Data listing:
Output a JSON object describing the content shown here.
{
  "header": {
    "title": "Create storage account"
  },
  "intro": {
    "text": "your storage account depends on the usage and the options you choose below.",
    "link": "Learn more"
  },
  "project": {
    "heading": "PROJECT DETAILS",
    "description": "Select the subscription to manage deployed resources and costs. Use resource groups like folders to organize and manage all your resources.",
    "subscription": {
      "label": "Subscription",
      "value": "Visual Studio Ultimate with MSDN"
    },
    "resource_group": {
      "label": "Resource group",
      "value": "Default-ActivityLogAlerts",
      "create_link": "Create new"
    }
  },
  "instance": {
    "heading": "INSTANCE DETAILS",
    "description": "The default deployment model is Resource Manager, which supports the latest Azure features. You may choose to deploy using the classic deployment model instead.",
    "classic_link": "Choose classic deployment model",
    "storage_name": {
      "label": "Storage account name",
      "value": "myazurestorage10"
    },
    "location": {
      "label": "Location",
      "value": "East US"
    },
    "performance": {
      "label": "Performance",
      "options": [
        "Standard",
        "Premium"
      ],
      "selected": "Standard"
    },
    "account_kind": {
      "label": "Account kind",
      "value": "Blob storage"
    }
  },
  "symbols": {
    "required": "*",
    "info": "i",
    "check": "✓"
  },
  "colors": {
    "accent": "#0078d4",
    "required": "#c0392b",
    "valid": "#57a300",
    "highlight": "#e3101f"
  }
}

Given task: Copy out each line in the preceding records that contains "DETAILS".

Output:
    "heading": "PROJECT DETAILS",
    "heading": "INSTANCE DETAILS",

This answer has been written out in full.